▶ Prompt: Find the word "http" in the material below and gather every line that contains it.

▶ Extracted information:
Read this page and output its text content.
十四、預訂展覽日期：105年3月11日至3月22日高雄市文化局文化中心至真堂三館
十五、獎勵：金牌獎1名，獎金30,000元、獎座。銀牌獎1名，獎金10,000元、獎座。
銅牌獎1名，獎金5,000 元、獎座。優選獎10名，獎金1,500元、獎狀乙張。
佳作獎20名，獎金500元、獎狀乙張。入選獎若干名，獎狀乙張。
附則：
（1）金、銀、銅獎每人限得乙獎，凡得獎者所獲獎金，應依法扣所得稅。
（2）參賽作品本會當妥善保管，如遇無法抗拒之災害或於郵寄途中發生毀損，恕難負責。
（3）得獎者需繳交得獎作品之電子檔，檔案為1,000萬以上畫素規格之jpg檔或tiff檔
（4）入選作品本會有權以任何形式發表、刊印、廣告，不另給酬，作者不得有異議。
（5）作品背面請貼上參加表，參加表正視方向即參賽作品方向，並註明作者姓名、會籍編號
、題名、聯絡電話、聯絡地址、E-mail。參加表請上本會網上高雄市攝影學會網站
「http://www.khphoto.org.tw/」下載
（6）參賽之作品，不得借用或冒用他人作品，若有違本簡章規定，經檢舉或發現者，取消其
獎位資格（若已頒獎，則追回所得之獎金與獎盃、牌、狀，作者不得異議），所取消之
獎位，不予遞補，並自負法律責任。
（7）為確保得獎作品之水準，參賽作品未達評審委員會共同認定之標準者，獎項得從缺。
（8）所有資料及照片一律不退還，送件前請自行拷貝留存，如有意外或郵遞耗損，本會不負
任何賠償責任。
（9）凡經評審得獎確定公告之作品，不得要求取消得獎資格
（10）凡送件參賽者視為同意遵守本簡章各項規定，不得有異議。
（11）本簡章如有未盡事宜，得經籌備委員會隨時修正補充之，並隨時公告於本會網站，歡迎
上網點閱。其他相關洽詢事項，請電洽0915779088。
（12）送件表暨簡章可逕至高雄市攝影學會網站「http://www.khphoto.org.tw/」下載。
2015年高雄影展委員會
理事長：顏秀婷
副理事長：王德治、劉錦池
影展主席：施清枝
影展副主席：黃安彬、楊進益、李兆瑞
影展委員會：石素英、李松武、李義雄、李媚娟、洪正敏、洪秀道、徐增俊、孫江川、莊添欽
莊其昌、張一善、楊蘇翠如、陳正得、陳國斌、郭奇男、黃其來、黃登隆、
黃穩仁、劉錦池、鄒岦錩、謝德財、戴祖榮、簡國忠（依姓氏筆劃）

▶ Answer to the problem:
「http://www.khphoto.org.tw/」下載
（12）送件表暨簡章可逕至高雄市攝影學會網站「http://www.khphoto.org.tw/」下載。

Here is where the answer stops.